• [Page excerpt]
Never mind that the team had been using a form of analytics, even if it was not called that, as far back as head coach Paul Brown, who used intelligence tests, film study, the 40-yard dash, and other methods to help give his team an edge. Or that the Dallas Cowboys were using computers to help build their rosters in the 1970s. Or that the New England Patriots were stacking Super Bowl titles while doing deep dives into analytics.

As far as some fans and media members were concerned, the Browns were performing voodoo.

That narrative was built off a media-created image of Paul DePodesta, the team’s chief strategy officer, studying Excel spreadsheets (can you imagine!) deep in a bunker in Southern California as he called all the shots for the team.

Things did not work out for Brown, due in large part to being saddled with the worst head coach in NFL history, and the team took a two-year detour with dinosaur “football guy” John Dorsey running the show.

Analytics may have taken a backseat during Dorsey’s tenure, but the idea of using data-based evaluations as a tool to make better decisions resurfaced under general manager Andrew Berry and head coach Kevin Stefanski. Since then, the Browns have made two playoff appearances, and their analytics department has a league-high 10 members.

There are still those who fear change and prefer an outdated brand of football populated with “real players” and led by coaches who sport a strong jaw and spit when they talk.

But that is not the modern NFL, and a new tool is coming to the league in the form of artificial intelligence.

• [What to do]
1. According to the passage on Browns analytics, how many members does the team's analytics department have?
2. Based on the passage on Browns analytics, decide whether each statement agrees with it. (a) The Dallas Cowboys used computers to help build their rosters in the 1970s. (b) Paul DePodesta served as the Browns' general manager. (c) Under Andrew Berry and Kevin Stefanski, the Browns have made three playoff appearances.
3. From the passage on Browns analytics, reproduce the part that opens with the words containing "Things did not" and closes with "running the show.".
The rows that follow have no connection to the passage on Browns analytics.

(Dataset entries)
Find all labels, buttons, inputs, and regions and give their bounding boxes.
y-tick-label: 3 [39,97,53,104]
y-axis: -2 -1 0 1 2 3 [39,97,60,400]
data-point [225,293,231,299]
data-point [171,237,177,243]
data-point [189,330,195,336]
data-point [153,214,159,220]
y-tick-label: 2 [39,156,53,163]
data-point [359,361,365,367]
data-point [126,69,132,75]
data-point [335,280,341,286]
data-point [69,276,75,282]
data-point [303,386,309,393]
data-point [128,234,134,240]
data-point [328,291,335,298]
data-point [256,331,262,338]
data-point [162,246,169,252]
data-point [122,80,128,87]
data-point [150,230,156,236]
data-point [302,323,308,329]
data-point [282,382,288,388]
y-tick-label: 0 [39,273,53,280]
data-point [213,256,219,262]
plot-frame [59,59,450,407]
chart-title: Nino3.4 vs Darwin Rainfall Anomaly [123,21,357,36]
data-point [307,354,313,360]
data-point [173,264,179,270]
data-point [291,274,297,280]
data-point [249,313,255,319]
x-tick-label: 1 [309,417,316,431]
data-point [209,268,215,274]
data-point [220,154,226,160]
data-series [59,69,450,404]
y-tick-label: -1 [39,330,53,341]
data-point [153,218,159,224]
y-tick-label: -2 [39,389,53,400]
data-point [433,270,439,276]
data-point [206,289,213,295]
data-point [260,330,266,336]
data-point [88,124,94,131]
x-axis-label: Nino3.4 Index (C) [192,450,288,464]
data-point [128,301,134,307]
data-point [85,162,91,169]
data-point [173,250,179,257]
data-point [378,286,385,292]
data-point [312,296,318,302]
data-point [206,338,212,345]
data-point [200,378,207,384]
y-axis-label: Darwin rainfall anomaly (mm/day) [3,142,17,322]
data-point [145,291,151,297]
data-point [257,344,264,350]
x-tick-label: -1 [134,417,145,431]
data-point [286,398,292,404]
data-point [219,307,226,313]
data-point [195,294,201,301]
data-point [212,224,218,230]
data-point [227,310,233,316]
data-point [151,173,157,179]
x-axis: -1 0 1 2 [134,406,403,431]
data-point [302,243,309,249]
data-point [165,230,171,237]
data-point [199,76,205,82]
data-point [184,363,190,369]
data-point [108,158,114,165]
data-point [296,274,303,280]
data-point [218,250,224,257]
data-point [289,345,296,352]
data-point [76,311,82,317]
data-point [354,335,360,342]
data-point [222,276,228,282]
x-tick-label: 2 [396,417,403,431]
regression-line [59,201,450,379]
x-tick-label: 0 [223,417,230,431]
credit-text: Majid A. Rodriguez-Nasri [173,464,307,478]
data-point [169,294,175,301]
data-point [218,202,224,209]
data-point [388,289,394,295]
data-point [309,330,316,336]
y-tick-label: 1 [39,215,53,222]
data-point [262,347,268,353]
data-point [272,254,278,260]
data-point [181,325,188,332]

• [Solution list]
1. It has a league-high 10 members.

2.
(a) Yes: "the Dallas Cowboys were using computers to help build their rosters in the 1970s"
(b) No: "Paul DePodesta, the team’s chief strategy officer"
(c) No: "the Browns have made two playoff appearances"

3.
Things did not work out for Brown, due in large part to being saddled with the worst head coach in NFL history, and the team took a two-year detour with dinosaur “football guy” John Dorsey running the show.